Task prompt - Convert every row below into a JSON list of strings, with one string per line and no blank lines.

• • •

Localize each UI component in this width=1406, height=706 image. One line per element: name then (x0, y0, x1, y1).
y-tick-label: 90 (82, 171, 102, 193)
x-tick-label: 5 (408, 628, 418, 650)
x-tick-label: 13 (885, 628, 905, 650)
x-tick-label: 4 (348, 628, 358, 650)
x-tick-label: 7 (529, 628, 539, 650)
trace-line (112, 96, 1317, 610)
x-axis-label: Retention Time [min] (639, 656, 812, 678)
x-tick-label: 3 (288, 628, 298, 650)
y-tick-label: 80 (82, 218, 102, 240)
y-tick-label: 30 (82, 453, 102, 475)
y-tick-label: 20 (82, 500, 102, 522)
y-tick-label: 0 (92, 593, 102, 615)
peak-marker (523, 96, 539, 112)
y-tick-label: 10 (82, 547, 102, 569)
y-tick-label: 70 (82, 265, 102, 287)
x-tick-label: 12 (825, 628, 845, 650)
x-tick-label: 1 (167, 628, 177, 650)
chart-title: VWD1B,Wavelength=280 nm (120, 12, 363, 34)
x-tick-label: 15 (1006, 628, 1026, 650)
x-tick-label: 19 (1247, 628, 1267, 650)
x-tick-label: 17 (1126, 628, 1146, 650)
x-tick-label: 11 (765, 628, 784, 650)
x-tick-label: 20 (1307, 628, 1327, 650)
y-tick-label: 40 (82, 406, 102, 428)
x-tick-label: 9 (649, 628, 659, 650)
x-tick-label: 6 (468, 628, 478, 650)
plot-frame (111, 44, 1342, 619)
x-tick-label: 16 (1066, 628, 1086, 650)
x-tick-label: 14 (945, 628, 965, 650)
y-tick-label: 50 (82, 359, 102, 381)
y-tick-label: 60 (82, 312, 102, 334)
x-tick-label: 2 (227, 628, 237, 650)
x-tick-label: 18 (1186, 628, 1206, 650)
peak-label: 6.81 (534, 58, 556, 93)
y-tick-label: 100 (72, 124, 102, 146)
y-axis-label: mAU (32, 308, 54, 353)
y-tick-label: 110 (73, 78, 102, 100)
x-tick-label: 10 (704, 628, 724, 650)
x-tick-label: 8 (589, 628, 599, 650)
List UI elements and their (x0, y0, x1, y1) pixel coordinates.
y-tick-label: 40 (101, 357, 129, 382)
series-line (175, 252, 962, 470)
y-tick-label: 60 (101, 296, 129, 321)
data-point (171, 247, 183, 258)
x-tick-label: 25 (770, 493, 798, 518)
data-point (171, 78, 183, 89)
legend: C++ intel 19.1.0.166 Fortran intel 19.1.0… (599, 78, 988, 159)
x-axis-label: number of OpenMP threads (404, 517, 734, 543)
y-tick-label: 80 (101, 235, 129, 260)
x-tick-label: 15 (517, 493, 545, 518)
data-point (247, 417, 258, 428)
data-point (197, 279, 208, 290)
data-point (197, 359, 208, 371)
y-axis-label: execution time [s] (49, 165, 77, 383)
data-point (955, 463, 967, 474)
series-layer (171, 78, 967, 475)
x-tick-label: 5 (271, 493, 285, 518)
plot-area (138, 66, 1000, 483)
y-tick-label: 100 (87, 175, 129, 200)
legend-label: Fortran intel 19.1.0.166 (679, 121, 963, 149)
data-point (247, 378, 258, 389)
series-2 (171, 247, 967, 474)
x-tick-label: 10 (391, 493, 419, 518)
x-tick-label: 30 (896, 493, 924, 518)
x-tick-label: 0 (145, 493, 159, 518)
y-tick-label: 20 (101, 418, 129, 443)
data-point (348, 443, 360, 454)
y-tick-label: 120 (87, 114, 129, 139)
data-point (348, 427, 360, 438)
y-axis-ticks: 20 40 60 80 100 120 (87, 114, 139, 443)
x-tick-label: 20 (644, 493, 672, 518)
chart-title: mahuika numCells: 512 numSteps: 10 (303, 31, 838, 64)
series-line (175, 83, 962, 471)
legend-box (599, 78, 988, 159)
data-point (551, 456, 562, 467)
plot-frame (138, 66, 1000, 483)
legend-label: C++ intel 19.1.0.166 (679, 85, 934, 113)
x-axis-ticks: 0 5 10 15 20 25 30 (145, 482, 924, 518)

• • •

Finished task -
[
  "Localize each UI component in this width=1406, height=706 image. One line per element: name then (x0, y0, x1, y1).",
  "y-tick-label: 90 (82, 171, 102, 193)",
  "x-tick-label: 5 (408, 628, 418, 650)",
  "x-tick-label: 13 (885, 628, 905, 650)",
  "x-tick-label: 4 (348, 628, 358, 650)",
  "x-tick-label: 7 (529, 628, 539, 650)",
  "trace-line (112, 96, 1317, 610)",
  "x-axis-label: Retention Time [min] (639, 656, 812, 678)",
  "x-tick-label: 3 (288, 628, 298, 650)",
  "y-tick-label: 80 (82, 218, 102, 240)",
  "y-tick-label: 30 (82, 453, 102, 475)",
  "y-tick-label: 20 (82, 500, 102, 522)",
  "y-tick-label: 0 (92, 593, 102, 615)",
  "peak-marker (523, 96, 539, 112)",
  "y-tick-label: 10 (82, 547, 102, 569)",
  "y-tick-label: 70 (82, 265, 102, 287)",
  "x-tick-label: 12 (825, 628, 845, 650)",
  "x-tick-label: 1 (167, 628, 177, 650)",
  "chart-title: VWD1B,Wavelength=280 nm (120, 12, 363, 34)",
  "x-tick-label: 15 (1006, 628, 1026, 650)",
  "x-tick-label: 19 (1247, 628, 1267, 650)",
  "x-tick-label: 17 (1126, 628, 1146, 650)",
  "x-tick-label: 11 (765, 628, 784, 650)",
  "x-tick-label: 20 (1307, 628, 1327, 650)",
  "y-tick-label: 40 (82, 406, 102, 428)",
  "x-tick-label: 9 (649, 628, 659, 650)",
  "x-tick-label: 6 (468, 628, 478, 650)",
  "plot-frame (111, 44, 1342, 619)",
  "x-tick-label: 16 (1066, 628, 1086, 650)",
  "x-tick-label: 14 (945, 628, 965, 650)",
  "y-tick-label: 50 (82, 359, 102, 381)",
  "y-tick-label: 60 (82, 312, 102, 334)",
  "x-tick-label: 2 (227, 628, 237, 650)",
  "x-tick-label: 18 (1186, 628, 1206, 650)",
  "peak-label: 6.81 (534, 58, 556, 93)",
  "y-tick-label: 100 (72, 124, 102, 146)",
  "y-axis-label: mAU (32, 308, 54, 353)",
  "y-tick-label: 110 (73, 78, 102, 100)",
  "x-tick-label: 10 (704, 628, 724, 650)",
  "x-tick-label: 8 (589, 628, 599, 650)",
  "List UI elements and their (x0, y0, x1, y1) pixel coordinates.",
  "y-tick-label: 40 (101, 357, 129, 382)",
  "series-line (175, 252, 962, 470)",
  "y-tick-label: 60 (101, 296, 129, 321)",
  "data-point (171, 247, 183, 258)",
  "x-tick-label: 25 (770, 493, 798, 518)",
  "data-point (171, 78, 183, 89)",
  "legend: C++ intel 19.1.0.166 Fortran intel 19.1.0… (599, 78, 988, 159)",
  "x-axis-label: number of OpenMP threads (404, 517, 734, 543)",
  "y-tick-label: 80 (101, 235, 129, 260)",
  "x-tick-label: 15 (517, 493, 545, 518)",
  "data-point (247, 417, 258, 428)",
  "data-point (197, 279, 208, 290)",
  "data-point (197, 359, 208, 371)",
  "y-axis-label: execution time [s] (49, 165, 77, 383)",
  "data-point (955, 463, 967, 474)",
  "series-layer (171, 78, 967, 475)",
  "x-tick-label: 5 (271, 493, 285, 518)",
  "plot-area (138, 66, 1000, 483)",
  "y-tick-label: 100 (87, 175, 129, 200)",
  "legend-label: Fortran intel 19.1.0.166 (679, 121, 963, 149)",
  "data-point (247, 378, 258, 389)",
  "series-2 (171, 247, 967, 474)",
  "x-tick-label: 10 (391, 493, 419, 518)",
  "x-tick-label: 30 (896, 493, 924, 518)",
  "x-tick-label: 0 (145, 493, 159, 518)",
  "y-tick-label: 20 (101, 418, 129, 443)",
  "data-point (348, 443, 360, 454)",
  "y-tick-label: 120 (87, 114, 129, 139)",
  "data-point (348, 427, 360, 438)",
  "y-axis-ticks: 20 40 60 80 100 120 (87, 114, 139, 443)",
  "x-tick-label: 20 (644, 493, 672, 518)",
  "chart-title: mahuika numCells: 512 numSteps: 10 (303, 31, 838, 64)",
  "series-line (175, 83, 962, 471)",
  "legend-box (599, 78, 988, 159)",
  "data-point (551, 456, 562, 467)",
  "plot-frame (138, 66, 1000, 483)",
  "legend-label: C++ intel 19.1.0.166 (679, 85, 934, 113)",
  "x-axis-ticks: 0 5 10 15 20 25 30 (145, 482, 924, 518)"
]